I wanted to try Windows 8 so I downloaded the x64 preview.
I wanted my Window 7 system to be unaffected so I removed power from that disk and added a new disk to my system.
I installed Windows 8. That went ok except that once the mouse was unavailable during the later setup but later became operational at the next boot. I reinstalled again and the issue did not occur.
I wanted to copy some data from my Windows 7 disk so I restarted with that disk powered on. I moved over the data.
I wanted to verify I could boot windows 7 -- I could not. I restarted with the Windows 8 disk unpowered and could still not boot windows 7! I booted the windows 7 install disk and went to repair -- It noticed that startup needed to be fixed.
It did so and now I was able to boot windows 7.
Then I restarted with the windows 8 disk powered on and it would not boot. I restarted with the windows 7 disk unpowered and the windows 8 disk would not boot. I booted the windows 8 install disk and chose repair but it did not diagnose
or fix the startup issue.
Eventually I found that bcdboot fixed the problem.
I know there is a boot manager and you can have a menu to select different operating systems to boot and I grant that I don't know how the boot manager works but there are two basic problems. If I have two separate physical disks, each with a complete
setup including boot managers -- why cant I use the bios to select which physical disk to boot with its boot manager? Number 2, why does windows insist on doing something to the disks (or is it the bios?) that prevents one of them from booting?
Why did it do that without asking me or notifying me?
I have a new UEFI system installed with disks cleaned of any old partitions. Windows install, I think, is able to use the newer partitioning system. Even so, it seems unable to handle the aforementioned situation.
Once, when I had both disks powered on, I went to a install disk repair -> command prompt and bcdedit said that it could not show me anything because of an ambiguous situation. Is it because bcd data uses drive letters?
Also, sometimes, the Windows 8 install disk -> repair menus cause an unexpected power off.

## WORK TO BE COMPLETED
Do these statements agree with the post about installing Windows 8? For each, answer yes or no and quote the words from the post that settle it. (a) The repair option on the Windows 7 install disk detected that startup needed fixing. (b) The mouse problem during setup happened again after reinstalling. (c) The writer eventually found that bcdboot fixed the problem.

## EXCERPTED DATA
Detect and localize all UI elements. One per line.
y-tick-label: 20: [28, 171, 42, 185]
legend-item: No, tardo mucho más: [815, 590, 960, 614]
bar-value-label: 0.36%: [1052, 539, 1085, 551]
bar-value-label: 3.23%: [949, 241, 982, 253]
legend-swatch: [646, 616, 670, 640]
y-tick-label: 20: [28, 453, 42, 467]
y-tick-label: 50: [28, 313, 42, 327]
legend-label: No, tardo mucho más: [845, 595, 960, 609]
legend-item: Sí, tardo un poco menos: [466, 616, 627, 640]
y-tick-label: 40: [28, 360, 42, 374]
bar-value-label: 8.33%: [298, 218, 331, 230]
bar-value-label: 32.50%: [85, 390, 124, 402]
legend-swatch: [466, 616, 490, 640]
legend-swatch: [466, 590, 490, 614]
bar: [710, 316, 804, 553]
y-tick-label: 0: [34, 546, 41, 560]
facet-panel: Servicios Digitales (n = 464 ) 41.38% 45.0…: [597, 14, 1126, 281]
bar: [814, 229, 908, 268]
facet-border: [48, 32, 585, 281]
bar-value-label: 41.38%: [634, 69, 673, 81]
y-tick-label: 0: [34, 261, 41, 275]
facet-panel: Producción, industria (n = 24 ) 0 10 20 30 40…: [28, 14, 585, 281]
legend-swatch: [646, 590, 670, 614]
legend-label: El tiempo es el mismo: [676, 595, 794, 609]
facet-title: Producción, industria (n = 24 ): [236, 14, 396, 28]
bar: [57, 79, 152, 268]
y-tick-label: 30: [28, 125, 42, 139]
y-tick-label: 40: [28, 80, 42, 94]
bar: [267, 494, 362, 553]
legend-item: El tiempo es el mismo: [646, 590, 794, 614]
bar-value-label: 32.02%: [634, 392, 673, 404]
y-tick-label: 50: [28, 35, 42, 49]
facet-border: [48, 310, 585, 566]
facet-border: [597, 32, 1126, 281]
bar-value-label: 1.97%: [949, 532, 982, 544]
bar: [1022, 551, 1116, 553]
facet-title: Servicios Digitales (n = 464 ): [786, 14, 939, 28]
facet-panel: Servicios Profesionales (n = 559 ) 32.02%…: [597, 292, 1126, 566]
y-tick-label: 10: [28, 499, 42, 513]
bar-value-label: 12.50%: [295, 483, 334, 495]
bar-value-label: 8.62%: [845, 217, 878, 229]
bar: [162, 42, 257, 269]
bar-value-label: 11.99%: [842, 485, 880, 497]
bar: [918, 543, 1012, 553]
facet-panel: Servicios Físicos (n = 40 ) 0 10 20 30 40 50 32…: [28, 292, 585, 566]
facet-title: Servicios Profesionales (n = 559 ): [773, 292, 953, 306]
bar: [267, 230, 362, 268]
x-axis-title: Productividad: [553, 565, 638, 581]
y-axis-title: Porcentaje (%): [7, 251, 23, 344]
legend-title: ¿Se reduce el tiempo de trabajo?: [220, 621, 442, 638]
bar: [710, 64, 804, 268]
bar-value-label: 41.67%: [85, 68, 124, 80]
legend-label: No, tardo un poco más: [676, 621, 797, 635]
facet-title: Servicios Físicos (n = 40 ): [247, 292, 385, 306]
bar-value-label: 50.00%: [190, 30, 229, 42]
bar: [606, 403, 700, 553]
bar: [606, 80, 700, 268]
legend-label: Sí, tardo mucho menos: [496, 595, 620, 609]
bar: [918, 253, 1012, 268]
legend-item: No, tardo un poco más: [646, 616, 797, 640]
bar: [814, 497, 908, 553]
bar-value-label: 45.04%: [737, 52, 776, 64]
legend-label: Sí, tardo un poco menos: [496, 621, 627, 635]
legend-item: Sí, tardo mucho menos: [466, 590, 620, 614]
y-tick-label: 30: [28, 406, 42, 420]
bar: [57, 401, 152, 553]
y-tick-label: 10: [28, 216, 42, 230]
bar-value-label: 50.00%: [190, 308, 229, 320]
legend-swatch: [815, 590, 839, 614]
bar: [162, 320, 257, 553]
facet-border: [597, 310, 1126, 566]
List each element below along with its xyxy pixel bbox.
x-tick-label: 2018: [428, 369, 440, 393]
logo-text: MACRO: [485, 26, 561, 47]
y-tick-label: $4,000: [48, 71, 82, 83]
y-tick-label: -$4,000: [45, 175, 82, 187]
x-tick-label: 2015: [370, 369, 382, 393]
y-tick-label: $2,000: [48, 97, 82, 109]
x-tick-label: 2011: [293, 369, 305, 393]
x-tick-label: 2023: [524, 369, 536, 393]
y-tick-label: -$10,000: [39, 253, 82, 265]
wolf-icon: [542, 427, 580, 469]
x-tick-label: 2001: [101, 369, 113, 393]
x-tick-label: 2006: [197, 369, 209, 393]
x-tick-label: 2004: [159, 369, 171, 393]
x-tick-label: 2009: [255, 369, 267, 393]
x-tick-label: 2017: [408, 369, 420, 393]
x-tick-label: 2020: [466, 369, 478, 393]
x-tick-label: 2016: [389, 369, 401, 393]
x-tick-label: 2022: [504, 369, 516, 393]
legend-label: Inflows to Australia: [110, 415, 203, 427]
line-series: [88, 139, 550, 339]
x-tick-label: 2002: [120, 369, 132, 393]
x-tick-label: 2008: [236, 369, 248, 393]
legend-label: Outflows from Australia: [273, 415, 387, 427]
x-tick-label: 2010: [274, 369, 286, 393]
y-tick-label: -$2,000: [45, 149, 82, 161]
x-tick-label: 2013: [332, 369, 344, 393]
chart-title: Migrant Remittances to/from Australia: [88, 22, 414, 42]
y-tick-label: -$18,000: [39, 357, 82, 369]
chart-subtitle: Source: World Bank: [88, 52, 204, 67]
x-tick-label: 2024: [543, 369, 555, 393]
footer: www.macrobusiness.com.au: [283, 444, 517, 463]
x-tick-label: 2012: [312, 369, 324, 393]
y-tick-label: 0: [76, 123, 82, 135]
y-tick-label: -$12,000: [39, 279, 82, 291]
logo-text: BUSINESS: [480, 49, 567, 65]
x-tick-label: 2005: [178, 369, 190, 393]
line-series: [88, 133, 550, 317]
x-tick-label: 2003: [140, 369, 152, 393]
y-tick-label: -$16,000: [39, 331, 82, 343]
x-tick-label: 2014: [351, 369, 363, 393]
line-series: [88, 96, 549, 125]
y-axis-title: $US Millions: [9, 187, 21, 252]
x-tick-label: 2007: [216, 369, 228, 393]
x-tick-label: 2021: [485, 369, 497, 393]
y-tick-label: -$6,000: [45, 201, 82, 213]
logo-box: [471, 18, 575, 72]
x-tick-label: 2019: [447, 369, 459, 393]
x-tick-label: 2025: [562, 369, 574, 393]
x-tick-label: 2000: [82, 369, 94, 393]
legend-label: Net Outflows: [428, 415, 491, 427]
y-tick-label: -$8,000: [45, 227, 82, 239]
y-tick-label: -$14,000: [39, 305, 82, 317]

## RESULT FOR THIS TASK
(a) Yes: "It noticed that startup needed to be fixed."
(b) No: "I reinstalled again and the issue did not occur."
(c) Yes: "Eventually I found that bcdboot fixed the problem."